* Rows from a dataset *
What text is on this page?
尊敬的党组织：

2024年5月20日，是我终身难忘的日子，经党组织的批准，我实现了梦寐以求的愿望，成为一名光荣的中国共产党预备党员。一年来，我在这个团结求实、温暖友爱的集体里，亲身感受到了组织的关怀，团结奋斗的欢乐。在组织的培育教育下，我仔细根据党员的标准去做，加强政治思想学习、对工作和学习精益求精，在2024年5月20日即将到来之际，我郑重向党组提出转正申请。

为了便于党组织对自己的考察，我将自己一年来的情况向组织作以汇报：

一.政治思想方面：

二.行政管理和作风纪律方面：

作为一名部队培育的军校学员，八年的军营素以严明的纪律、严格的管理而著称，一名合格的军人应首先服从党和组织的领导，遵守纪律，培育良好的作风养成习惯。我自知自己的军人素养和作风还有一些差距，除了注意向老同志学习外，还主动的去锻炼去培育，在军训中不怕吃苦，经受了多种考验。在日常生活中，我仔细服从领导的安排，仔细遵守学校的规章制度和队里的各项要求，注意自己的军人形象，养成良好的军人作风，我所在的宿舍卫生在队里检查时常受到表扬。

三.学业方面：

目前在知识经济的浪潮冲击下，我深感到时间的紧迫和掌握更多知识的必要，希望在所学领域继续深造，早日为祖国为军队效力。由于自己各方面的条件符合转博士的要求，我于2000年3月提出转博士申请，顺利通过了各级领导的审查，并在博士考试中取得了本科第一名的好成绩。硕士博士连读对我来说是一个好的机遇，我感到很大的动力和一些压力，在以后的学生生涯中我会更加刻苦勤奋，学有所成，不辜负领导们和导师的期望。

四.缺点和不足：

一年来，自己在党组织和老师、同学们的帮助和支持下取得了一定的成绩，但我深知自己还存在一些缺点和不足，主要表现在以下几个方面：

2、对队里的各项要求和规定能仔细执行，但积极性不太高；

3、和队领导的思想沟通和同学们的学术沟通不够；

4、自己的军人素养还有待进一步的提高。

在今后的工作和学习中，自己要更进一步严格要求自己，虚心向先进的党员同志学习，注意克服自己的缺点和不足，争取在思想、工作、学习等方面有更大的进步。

* WORK REQUIRED *
Please quote the records above exactly, without skipping a line.

* REPLY *
What text is on this page?
尊敬的党组织：

2024年5月20日，是我终身难忘的日子，经党组织的批准，我实现了梦寐以求的愿望，成为一名光荣的中国共产党预备党员。一年来，我在这个团结求实、温暖友爱的集体里，亲身感受到了组织的关怀，团结奋斗的欢乐。在组织的培育教育下，我仔细根据党员的标准去做，加强政治思想学习、对工作和学习精益求精，在2024年5月20日即将到来之际，我郑重向党组提出转正申请。

为了便于党组织对自己的考察，我将自己一年来的情况向组织作以汇报：

一.政治思想方面：

二.行政管理和作风纪律方面：

作为一名部队培育的军校学员，八年的军营素以严明的纪律、严格的管理而著称，一名合格的军人应首先服从党和组织的领导，遵守纪律，培育良好的作风养成习惯。我自知自己的军人素养和作风还有一些差距，除了注意向老同志学习外，还主动的去锻炼去培育，在军训中不怕吃苦，经受了多种考验。在日常生活中，我仔细服从领导的安排，仔细遵守学校的规章制度和队里的各项要求，注意自己的军人形象，养成良好的军人作风，我所在的宿舍卫生在队里检查时常受到表扬。

三.学业方面：

目前在知识经济的浪潮冲击下，我深感到时间的紧迫和掌握更多知识的必要，希望在所学领域继续深造，早日为祖国为军队效力。由于自己各方面的条件符合转博士的要求，我于2000年3月提出转博士申请，顺利通过了各级领导的审查，并在博士考试中取得了本科第一名的好成绩。硕士博士连读对我来说是一个好的机遇，我感到很大的动力和一些压力，在以后的学生生涯中我会更加刻苦勤奋，学有所成，不辜负领导们和导师的期望。

四.缺点和不足：

一年来，自己在党组织和老师、同学们的帮助和支持下取得了一定的成绩，但我深知自己还存在一些缺点和不足，主要表现在以下几个方面：

2、对队里的各项要求和规定能仔细执行，但积极性不太高；

3、和队领导的思想沟通和同学们的学术沟通不够；

4、自己的军人素养还有待进一步的提高。

在今后的工作和学习中，自己要更进一步严格要求自己，虚心向先进的党员同志学习，注意克服自己的缺点和不足，争取在思想、工作、学习等方面有更大的进步。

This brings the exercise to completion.